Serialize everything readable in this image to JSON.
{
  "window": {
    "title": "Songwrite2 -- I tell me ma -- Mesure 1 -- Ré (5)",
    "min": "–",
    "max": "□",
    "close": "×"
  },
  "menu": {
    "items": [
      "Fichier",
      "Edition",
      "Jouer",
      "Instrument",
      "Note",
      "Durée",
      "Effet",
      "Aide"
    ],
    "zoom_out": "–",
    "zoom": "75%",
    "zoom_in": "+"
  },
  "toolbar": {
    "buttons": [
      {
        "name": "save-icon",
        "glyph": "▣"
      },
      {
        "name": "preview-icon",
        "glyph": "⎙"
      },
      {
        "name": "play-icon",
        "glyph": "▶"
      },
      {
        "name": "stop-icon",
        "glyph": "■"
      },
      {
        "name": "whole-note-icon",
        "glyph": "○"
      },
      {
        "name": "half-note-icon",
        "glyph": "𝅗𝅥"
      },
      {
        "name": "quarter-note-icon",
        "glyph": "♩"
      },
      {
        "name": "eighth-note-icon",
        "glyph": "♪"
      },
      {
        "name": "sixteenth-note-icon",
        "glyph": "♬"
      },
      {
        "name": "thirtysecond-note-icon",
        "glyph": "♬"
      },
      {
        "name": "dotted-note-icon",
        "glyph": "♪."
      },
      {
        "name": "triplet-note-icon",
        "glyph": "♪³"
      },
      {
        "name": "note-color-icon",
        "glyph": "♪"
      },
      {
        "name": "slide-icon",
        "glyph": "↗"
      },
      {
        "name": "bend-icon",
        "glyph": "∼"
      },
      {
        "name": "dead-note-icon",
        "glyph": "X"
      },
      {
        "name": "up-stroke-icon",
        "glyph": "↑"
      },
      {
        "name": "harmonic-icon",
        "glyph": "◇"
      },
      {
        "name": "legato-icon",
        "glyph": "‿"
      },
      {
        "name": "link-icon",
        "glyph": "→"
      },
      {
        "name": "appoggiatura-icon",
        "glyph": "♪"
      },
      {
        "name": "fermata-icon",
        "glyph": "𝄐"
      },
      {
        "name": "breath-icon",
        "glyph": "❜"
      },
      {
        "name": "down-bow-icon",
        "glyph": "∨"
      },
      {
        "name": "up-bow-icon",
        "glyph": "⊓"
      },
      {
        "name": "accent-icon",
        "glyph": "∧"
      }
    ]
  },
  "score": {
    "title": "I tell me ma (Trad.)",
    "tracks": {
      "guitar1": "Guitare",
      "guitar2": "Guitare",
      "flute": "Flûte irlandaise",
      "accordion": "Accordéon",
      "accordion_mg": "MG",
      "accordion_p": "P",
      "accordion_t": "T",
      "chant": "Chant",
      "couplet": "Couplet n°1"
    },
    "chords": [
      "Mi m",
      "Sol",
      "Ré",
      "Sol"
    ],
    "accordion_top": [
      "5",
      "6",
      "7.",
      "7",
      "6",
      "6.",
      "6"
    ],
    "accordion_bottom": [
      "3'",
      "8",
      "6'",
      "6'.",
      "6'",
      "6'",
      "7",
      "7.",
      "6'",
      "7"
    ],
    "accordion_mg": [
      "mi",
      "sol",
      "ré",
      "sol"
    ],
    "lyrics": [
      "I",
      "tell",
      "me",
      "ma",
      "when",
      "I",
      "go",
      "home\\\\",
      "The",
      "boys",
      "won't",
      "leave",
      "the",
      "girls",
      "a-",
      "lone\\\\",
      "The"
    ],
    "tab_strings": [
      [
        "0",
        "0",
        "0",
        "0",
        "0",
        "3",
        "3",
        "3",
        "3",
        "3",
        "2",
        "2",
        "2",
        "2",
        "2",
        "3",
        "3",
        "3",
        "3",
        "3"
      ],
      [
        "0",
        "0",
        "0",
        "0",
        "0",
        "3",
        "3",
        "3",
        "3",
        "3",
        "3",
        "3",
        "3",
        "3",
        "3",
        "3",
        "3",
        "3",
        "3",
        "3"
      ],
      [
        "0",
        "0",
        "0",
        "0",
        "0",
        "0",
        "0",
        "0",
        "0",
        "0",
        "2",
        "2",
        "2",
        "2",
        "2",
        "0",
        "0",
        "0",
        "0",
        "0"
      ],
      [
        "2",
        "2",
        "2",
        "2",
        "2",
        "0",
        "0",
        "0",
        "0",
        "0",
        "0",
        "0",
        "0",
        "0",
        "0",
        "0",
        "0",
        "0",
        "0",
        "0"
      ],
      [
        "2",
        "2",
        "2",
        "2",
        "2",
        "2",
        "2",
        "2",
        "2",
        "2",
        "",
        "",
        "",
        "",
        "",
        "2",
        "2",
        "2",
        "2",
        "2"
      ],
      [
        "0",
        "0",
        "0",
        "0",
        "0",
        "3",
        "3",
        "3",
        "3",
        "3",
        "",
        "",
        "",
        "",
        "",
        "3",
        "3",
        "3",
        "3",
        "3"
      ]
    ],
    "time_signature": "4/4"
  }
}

:: STATED EXERCISE ::
Gather every line from the entries above where the word "title" appears, and copy them.

:: OUTPUT ::
    "title": "Songwrite2 -- I tell me ma -- Mesure 1 -- Ré (5)",
    "title": "I tell me ma (Trad.)",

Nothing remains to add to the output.